Restate the material word for word and leave out anything that is a picture.
+++ Input material
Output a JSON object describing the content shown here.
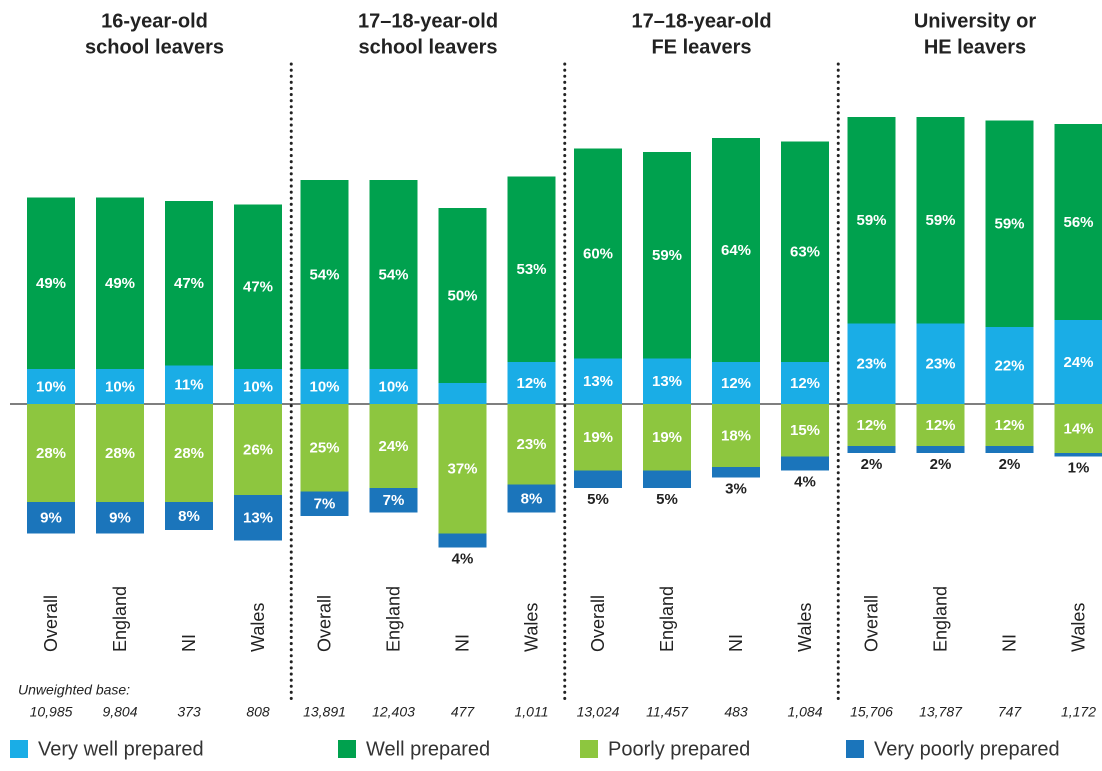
{
  "chart_data": {
    "type": "diverging-stacked-bar",
    "groups": [
      {
        "title": [
          "16-year-old",
          "school leavers"
        ]
      },
      {
        "title": [
          "17–18-year-old",
          "school leavers"
        ]
      },
      {
        "title": [
          "17–18-year-old",
          "FE leavers"
        ]
      },
      {
        "title": [
          "University or",
          "HE leavers"
        ]
      }
    ],
    "categories": [
      "Overall",
      "England",
      "NI",
      "Wales",
      "Overall",
      "England",
      "NI",
      "Wales",
      "Overall",
      "England",
      "NI",
      "Wales",
      "Overall",
      "England",
      "NI",
      "Wales"
    ],
    "base_label": "Unweighted base:",
    "bases": [
      "10,985",
      "9,804",
      "373",
      "808",
      "13,891",
      "12,403",
      "477",
      "1,011",
      "13,024",
      "11,457",
      "483",
      "1,084",
      "15,706",
      "13,787",
      "747",
      "1,172"
    ],
    "series": [
      {
        "name": "Very well prepared",
        "color": "#1aade6",
        "side": "above",
        "values": [
          10,
          10,
          11,
          10,
          10,
          10,
          6,
          12,
          13,
          13,
          12,
          12,
          23,
          23,
          22,
          24
        ],
        "value_labels": [
          "10%",
          "10%",
          "11%",
          "10%",
          "10%",
          "10%",
          "6%",
          "12%",
          "13%",
          "13%",
          "12%",
          "12%",
          "23%",
          "23%",
          "22%",
          "24%"
        ]
      },
      {
        "name": "Well prepared",
        "color": "#00a14e",
        "side": "above",
        "values": [
          49,
          49,
          47,
          47,
          54,
          54,
          50,
          53,
          60,
          59,
          64,
          63,
          59,
          59,
          59,
          56
        ],
        "value_labels": [
          "49%",
          "49%",
          "47%",
          "47%",
          "54%",
          "54%",
          "50%",
          "53%",
          "60%",
          "59%",
          "64%",
          "63%",
          "59%",
          "59%",
          "59%",
          "56%"
        ]
      },
      {
        "name": "Poorly prepared",
        "color": "#8dc63f",
        "side": "below",
        "values": [
          28,
          28,
          28,
          26,
          25,
          24,
          37,
          23,
          19,
          19,
          18,
          15,
          12,
          12,
          12,
          14
        ],
        "value_labels": [
          "28%",
          "28%",
          "28%",
          "26%",
          "25%",
          "24%",
          "37%",
          "23%",
          "19%",
          "19%",
          "18%",
          "15%",
          "12%",
          "12%",
          "12%",
          "14%"
        ]
      },
      {
        "name": "Very poorly prepared",
        "color": "#1b75bb",
        "side": "below",
        "values": [
          9,
          9,
          8,
          13,
          7,
          7,
          4,
          8,
          5,
          5,
          3,
          4,
          2,
          2,
          2,
          1
        ],
        "value_labels": [
          "9%",
          "9%",
          "8%",
          "13%",
          "7%",
          "7%",
          "4%",
          "8%",
          "5%",
          "5%",
          "3%",
          "4%",
          "2%",
          "2%",
          "2%",
          "1%"
        ]
      }
    ]
  }
}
++++++
Written response:
Output a JSON object describing the content shown here.
{
  "chart_data": {
    "type": "diverging-stacked-bar",
    "groups": [
      {
        "title": [
          "16-year-old",
          "school leavers"
        ]
      },
      {
        "title": [
          "17–18-year-old",
          "school leavers"
        ]
      },
      {
        "title": [
          "17–18-year-old",
          "FE leavers"
        ]
      },
      {
        "title": [
          "University or",
          "HE leavers"
        ]
      }
    ],
    "categories": [
      "Overall",
      "England",
      "NI",
      "Wales",
      "Overall",
      "England",
      "NI",
      "Wales",
      "Overall",
      "England",
      "NI",
      "Wales",
      "Overall",
      "England",
      "NI",
      "Wales"
    ],
    "base_label": "Unweighted base:",
    "bases": [
      "10,985",
      "9,804",
      "373",
      "808",
      "13,891",
      "12,403",
      "477",
      "1,011",
      "13,024",
      "11,457",
      "483",
      "1,084",
      "15,706",
      "13,787",
      "747",
      "1,172"
    ],
    "series": [
      {
        "name": "Very well prepared",
        "color": "#1aade6",
        "side": "above",
        "values": [
          10,
          10,
          11,
          10,
          10,
          10,
          6,
          12,
          13,
          13,
          12,
          12,
          23,
          23,
          22,
          24
        ],
        "value_labels": [
          "10%",
          "10%",
          "11%",
          "10%",
          "10%",
          "10%",
          "6%",
          "12%",
          "13%",
          "13%",
          "12%",
          "12%",
          "23%",
          "23%",
          "22%",
          "24%"
        ]
      },
      {
        "name": "Well prepared",
        "color": "#00a14e",
        "side": "above",
        "values": [
          49,
          49,
          47,
          47,
          54,
          54,
          50,
          53,
          60,
          59,
          64,
          63,
          59,
          59,
          59,
          56
        ],
        "value_labels": [
          "49%",
          "49%",
          "47%",
          "47%",
          "54%",
          "54%",
          "50%",
          "53%",
          "60%",
          "59%",
          "64%",
          "63%",
          "59%",
          "59%",
          "59%",
          "56%"
        ]
      },
      {
        "name": "Poorly prepared",
        "color": "#8dc63f",
        "side": "below",
        "values": [
          28,
          28,
          28,
          26,
          25,
          24,
          37,
          23,
          19,
          19,
          18,
          15,
          12,
          12,
          12,
          14
        ],
        "value_labels": [
          "28%",
          "28%",
          "28%",
          "26%",
          "25%",
          "24%",
          "37%",
          "23%",
          "19%",
          "19%",
          "18%",
          "15%",
          "12%",
          "12%",
          "12%",
          "14%"
        ]
      },
      {
        "name": "Very poorly prepared",
        "color": "#1b75bb",
        "side": "below",
        "values": [
          9,
          9,
          8,
          13,
          7,
          7,
          4,
          8,
          5,
          5,
          3,
          4,
          2,
          2,
          2,
          1
        ],
        "value_labels": [
          "9%",
          "9%",
          "8%",
          "13%",
          "7%",
          "7%",
          "4%",
          "8%",
          "5%",
          "5%",
          "3%",
          "4%",
          "2%",
          "2%",
          "2%",
          "1%"
        ]
      }
    ]
  }
}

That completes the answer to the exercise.